begin
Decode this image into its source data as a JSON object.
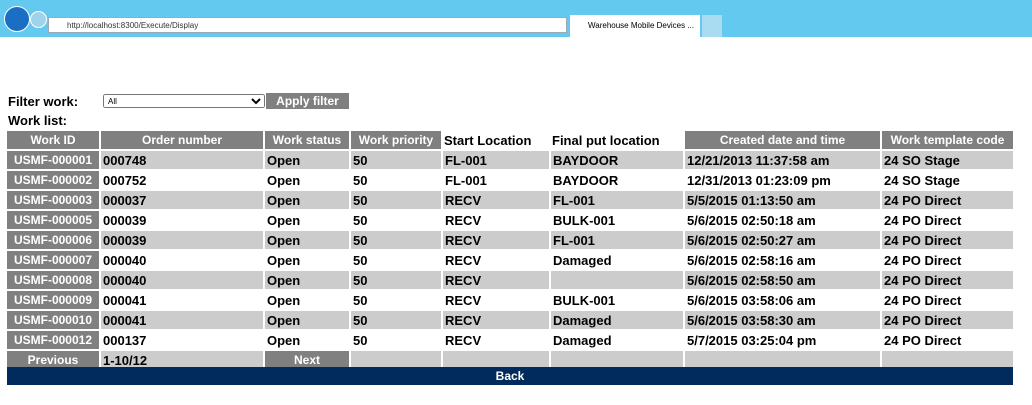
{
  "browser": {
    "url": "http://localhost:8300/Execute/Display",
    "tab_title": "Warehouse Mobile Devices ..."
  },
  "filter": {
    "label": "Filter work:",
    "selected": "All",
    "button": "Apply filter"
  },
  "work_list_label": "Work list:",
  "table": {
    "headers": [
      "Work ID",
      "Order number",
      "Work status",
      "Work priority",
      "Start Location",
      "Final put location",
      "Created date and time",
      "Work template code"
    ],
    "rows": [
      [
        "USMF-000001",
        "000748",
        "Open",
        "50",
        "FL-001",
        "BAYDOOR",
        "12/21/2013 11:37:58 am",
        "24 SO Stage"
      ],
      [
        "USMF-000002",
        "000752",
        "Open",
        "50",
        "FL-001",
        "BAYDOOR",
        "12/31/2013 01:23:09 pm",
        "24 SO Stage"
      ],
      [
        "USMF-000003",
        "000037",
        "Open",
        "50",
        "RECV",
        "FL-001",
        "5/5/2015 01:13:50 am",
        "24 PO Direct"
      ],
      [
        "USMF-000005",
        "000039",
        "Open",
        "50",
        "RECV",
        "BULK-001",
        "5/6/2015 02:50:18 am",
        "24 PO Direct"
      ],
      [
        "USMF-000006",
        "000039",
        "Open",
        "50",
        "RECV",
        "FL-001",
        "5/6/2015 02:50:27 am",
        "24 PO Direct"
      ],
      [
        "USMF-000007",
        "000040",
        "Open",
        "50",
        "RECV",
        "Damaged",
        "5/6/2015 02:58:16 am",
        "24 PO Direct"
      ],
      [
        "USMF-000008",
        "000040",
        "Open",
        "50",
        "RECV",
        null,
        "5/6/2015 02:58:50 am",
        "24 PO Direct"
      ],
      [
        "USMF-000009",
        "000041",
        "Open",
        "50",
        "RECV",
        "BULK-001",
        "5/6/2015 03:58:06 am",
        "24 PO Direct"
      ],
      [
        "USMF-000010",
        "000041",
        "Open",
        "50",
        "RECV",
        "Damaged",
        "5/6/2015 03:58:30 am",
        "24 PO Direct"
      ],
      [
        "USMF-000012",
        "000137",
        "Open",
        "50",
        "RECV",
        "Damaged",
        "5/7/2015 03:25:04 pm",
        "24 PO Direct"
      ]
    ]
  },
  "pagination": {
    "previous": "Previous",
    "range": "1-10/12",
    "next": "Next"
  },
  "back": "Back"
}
end
begin
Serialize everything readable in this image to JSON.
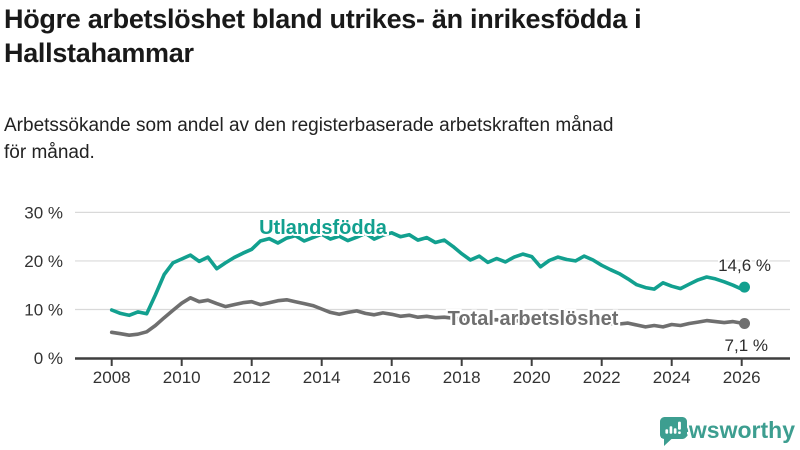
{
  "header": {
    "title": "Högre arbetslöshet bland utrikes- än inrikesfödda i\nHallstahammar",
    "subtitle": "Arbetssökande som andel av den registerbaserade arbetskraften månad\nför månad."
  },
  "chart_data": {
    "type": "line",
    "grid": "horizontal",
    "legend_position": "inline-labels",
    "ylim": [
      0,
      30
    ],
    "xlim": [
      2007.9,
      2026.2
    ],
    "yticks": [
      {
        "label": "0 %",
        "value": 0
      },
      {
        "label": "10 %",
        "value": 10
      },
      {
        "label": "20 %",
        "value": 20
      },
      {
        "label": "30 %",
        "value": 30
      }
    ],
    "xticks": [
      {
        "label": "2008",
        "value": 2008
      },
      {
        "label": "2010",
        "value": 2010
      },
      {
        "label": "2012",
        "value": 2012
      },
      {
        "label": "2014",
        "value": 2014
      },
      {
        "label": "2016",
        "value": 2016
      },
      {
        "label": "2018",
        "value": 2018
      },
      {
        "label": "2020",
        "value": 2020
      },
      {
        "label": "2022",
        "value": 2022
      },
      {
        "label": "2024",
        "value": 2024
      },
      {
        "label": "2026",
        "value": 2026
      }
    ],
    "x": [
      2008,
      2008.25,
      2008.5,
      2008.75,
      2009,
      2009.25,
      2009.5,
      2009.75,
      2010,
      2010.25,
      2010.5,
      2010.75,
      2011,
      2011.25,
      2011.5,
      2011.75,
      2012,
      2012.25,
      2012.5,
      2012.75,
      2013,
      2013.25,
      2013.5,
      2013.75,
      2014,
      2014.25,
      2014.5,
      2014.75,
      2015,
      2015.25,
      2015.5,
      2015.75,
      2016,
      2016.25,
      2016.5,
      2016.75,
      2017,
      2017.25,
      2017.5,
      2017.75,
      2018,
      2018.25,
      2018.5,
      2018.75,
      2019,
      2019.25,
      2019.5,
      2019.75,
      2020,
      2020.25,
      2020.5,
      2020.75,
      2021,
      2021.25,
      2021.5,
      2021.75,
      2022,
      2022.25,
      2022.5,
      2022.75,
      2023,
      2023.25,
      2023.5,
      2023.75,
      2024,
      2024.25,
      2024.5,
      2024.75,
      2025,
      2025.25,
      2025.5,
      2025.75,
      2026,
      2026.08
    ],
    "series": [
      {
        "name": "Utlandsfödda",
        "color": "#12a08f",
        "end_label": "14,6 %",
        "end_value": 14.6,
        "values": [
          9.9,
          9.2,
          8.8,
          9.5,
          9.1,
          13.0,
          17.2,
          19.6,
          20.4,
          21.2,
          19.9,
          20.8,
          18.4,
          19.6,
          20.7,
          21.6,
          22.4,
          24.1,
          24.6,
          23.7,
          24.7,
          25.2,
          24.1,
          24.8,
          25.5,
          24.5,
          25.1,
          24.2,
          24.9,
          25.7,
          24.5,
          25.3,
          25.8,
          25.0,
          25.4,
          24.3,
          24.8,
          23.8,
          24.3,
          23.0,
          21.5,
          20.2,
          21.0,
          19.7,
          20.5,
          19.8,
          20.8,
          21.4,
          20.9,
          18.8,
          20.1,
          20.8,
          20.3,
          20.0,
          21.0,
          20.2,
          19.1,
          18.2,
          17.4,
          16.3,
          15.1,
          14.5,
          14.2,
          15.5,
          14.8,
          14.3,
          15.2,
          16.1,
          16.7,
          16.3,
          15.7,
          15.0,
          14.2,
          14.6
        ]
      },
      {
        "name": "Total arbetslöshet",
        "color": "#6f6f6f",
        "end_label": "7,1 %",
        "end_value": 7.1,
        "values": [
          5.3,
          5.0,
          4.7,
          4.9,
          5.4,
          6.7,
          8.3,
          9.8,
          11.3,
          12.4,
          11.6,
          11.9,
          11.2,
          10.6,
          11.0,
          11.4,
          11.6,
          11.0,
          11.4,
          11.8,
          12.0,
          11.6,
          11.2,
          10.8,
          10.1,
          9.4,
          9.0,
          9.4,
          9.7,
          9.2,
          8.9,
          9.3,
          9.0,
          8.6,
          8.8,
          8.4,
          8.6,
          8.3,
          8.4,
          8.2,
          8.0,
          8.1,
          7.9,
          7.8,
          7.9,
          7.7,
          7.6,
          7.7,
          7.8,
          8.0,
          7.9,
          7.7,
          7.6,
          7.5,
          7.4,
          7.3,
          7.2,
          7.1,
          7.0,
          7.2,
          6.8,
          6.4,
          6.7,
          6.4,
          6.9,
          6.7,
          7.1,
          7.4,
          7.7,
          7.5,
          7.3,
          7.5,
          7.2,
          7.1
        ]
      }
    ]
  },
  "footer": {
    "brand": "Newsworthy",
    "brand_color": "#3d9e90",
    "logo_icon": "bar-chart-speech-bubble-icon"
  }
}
end
Give the number of lines in the listing above that contain "arbetslöshet", and nothing else.

2